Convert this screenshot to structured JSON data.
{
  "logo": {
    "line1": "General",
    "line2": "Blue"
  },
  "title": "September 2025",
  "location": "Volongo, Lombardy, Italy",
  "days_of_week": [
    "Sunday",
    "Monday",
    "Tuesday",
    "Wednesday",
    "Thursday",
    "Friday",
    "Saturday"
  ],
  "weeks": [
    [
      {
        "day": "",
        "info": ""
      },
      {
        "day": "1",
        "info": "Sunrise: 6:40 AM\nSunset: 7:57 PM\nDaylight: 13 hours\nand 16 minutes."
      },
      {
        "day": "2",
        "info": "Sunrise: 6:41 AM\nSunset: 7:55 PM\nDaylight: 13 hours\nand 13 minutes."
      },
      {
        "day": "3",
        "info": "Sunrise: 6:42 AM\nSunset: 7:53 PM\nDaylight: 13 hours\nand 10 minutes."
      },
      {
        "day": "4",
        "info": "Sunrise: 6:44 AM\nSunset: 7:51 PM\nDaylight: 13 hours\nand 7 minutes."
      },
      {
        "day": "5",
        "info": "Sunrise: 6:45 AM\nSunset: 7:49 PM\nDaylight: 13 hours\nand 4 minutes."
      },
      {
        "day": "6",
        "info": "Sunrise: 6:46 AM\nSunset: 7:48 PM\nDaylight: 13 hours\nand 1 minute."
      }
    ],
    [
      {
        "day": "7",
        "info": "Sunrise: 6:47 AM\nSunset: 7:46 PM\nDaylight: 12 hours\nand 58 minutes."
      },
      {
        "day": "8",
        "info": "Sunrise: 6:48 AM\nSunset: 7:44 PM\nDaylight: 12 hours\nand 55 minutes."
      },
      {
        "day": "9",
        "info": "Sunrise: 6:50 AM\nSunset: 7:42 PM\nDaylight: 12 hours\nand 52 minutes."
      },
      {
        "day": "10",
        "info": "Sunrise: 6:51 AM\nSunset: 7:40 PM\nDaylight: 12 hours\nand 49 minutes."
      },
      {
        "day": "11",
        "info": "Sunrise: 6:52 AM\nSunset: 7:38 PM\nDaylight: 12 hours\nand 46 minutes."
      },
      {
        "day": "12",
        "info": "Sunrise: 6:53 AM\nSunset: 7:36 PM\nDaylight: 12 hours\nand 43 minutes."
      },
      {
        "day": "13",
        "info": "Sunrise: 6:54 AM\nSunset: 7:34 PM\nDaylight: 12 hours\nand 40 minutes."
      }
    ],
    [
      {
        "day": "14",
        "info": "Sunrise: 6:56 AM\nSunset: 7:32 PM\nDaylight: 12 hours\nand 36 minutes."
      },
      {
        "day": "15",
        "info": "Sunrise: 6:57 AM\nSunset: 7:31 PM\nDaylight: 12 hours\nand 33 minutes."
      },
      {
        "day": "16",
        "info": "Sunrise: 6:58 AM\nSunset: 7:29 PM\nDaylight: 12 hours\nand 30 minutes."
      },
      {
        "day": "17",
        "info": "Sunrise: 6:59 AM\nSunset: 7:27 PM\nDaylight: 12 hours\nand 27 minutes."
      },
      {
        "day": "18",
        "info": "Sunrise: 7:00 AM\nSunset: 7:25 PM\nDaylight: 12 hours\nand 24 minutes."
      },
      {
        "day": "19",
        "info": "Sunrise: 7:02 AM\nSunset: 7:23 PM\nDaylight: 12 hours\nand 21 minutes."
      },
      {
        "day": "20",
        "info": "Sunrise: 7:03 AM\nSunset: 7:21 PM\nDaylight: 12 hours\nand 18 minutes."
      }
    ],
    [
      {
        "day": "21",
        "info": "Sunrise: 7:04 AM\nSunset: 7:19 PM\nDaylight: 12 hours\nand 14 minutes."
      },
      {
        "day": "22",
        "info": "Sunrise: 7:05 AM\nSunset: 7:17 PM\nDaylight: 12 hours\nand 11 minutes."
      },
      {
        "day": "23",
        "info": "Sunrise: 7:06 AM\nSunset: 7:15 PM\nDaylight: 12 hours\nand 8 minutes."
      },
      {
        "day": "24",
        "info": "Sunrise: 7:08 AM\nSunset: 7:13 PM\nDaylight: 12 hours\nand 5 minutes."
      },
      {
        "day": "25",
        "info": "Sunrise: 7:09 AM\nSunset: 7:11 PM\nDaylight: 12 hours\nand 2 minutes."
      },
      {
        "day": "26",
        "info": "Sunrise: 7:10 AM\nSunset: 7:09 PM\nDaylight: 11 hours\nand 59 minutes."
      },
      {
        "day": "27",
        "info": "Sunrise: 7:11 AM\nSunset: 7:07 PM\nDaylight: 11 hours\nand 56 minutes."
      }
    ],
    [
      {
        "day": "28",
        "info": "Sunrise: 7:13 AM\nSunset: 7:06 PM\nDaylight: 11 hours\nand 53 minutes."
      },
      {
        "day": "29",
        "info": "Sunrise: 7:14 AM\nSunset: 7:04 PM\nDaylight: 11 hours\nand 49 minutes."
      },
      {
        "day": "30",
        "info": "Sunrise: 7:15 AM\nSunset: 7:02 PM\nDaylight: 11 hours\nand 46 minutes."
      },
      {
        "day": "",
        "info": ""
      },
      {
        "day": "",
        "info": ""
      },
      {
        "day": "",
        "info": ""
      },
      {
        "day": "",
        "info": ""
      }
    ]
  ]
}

**********

- [DIRECTIONS] Restate the data above exactly, keeping each word as it stands.

- [TASK ANSWER]
Convert this screenshot to structured JSON data.
{
  "logo": {
    "line1": "General",
    "line2": "Blue"
  },
  "title": "September 2025",
  "location": "Volongo, Lombardy, Italy",
  "days_of_week": [
    "Sunday",
    "Monday",
    "Tuesday",
    "Wednesday",
    "Thursday",
    "Friday",
    "Saturday"
  ],
  "weeks": [
    [
      {
        "day": "",
        "info": ""
      },
      {
        "day": "1",
        "info": "Sunrise: 6:40 AM\nSunset: 7:57 PM\nDaylight: 13 hours\nand 16 minutes."
      },
      {
        "day": "2",
        "info": "Sunrise: 6:41 AM\nSunset: 7:55 PM\nDaylight: 13 hours\nand 13 minutes."
      },
      {
        "day": "3",
        "info": "Sunrise: 6:42 AM\nSunset: 7:53 PM\nDaylight: 13 hours\nand 10 minutes."
      },
      {
        "day": "4",
        "info": "Sunrise: 6:44 AM\nSunset: 7:51 PM\nDaylight: 13 hours\nand 7 minutes."
      },
      {
        "day": "5",
        "info": "Sunrise: 6:45 AM\nSunset: 7:49 PM\nDaylight: 13 hours\nand 4 minutes."
      },
      {
        "day": "6",
        "info": "Sunrise: 6:46 AM\nSunset: 7:48 PM\nDaylight: 13 hours\nand 1 minute."
      }
    ],
    [
      {
        "day": "7",
        "info": "Sunrise: 6:47 AM\nSunset: 7:46 PM\nDaylight: 12 hours\nand 58 minutes."
      },
      {
        "day": "8",
        "info": "Sunrise: 6:48 AM\nSunset: 7:44 PM\nDaylight: 12 hours\nand 55 minutes."
      },
      {
        "day": "9",
        "info": "Sunrise: 6:50 AM\nSunset: 7:42 PM\nDaylight: 12 hours\nand 52 minutes."
      },
      {
        "day": "10",
        "info": "Sunrise: 6:51 AM\nSunset: 7:40 PM\nDaylight: 12 hours\nand 49 minutes."
      },
      {
        "day": "11",
        "info": "Sunrise: 6:52 AM\nSunset: 7:38 PM\nDaylight: 12 hours\nand 46 minutes."
      },
      {
        "day": "12",
        "info": "Sunrise: 6:53 AM\nSunset: 7:36 PM\nDaylight: 12 hours\nand 43 minutes."
      },
      {
        "day": "13",
        "info": "Sunrise: 6:54 AM\nSunset: 7:34 PM\nDaylight: 12 hours\nand 40 minutes."
      }
    ],
    [
      {
        "day": "14",
        "info": "Sunrise: 6:56 AM\nSunset: 7:32 PM\nDaylight: 12 hours\nand 36 minutes."
      },
      {
        "day": "15",
        "info": "Sunrise: 6:57 AM\nSunset: 7:31 PM\nDaylight: 12 hours\nand 33 minutes."
      },
      {
        "day": "16",
        "info": "Sunrise: 6:58 AM\nSunset: 7:29 PM\nDaylight: 12 hours\nand 30 minutes."
      },
      {
        "day": "17",
        "info": "Sunrise: 6:59 AM\nSunset: 7:27 PM\nDaylight: 12 hours\nand 27 minutes."
      },
      {
        "day": "18",
        "info": "Sunrise: 7:00 AM\nSunset: 7:25 PM\nDaylight: 12 hours\nand 24 minutes."
      },
      {
        "day": "19",
        "info": "Sunrise: 7:02 AM\nSunset: 7:23 PM\nDaylight: 12 hours\nand 21 minutes."
      },
      {
        "day": "20",
        "info": "Sunrise: 7:03 AM\nSunset: 7:21 PM\nDaylight: 12 hours\nand 18 minutes."
      }
    ],
    [
      {
        "day": "21",
        "info": "Sunrise: 7:04 AM\nSunset: 7:19 PM\nDaylight: 12 hours\nand 14 minutes."
      },
      {
        "day": "22",
        "info": "Sunrise: 7:05 AM\nSunset: 7:17 PM\nDaylight: 12 hours\nand 11 minutes."
      },
      {
        "day": "23",
        "info": "Sunrise: 7:06 AM\nSunset: 7:15 PM\nDaylight: 12 hours\nand 8 minutes."
      },
      {
        "day": "24",
        "info": "Sunrise: 7:08 AM\nSunset: 7:13 PM\nDaylight: 12 hours\nand 5 minutes."
      },
      {
        "day": "25",
        "info": "Sunrise: 7:09 AM\nSunset: 7:11 PM\nDaylight: 12 hours\nand 2 minutes."
      },
      {
        "day": "26",
        "info": "Sunrise: 7:10 AM\nSunset: 7:09 PM\nDaylight: 11 hours\nand 59 minutes."
      },
      {
        "day": "27",
        "info": "Sunrise: 7:11 AM\nSunset: 7:07 PM\nDaylight: 11 hours\nand 56 minutes."
      }
    ],
    [
      {
        "day": "28",
        "info": "Sunrise: 7:13 AM\nSunset: 7:06 PM\nDaylight: 11 hours\nand 53 minutes."
      },
      {
        "day": "29",
        "info": "Sunrise: 7:14 AM\nSunset: 7:04 PM\nDaylight: 11 hours\nand 49 minutes."
      },
      {
        "day": "30",
        "info": "Sunrise: 7:15 AM\nSunset: 7:02 PM\nDaylight: 11 hours\nand 46 minutes."
      },
      {
        "day": "",
        "info": ""
      },
      {
        "day": "",
        "info": ""
      },
      {
        "day": "",
        "info": ""
      },
      {
        "day": "",
        "info": ""
      }
    ]
  ]
}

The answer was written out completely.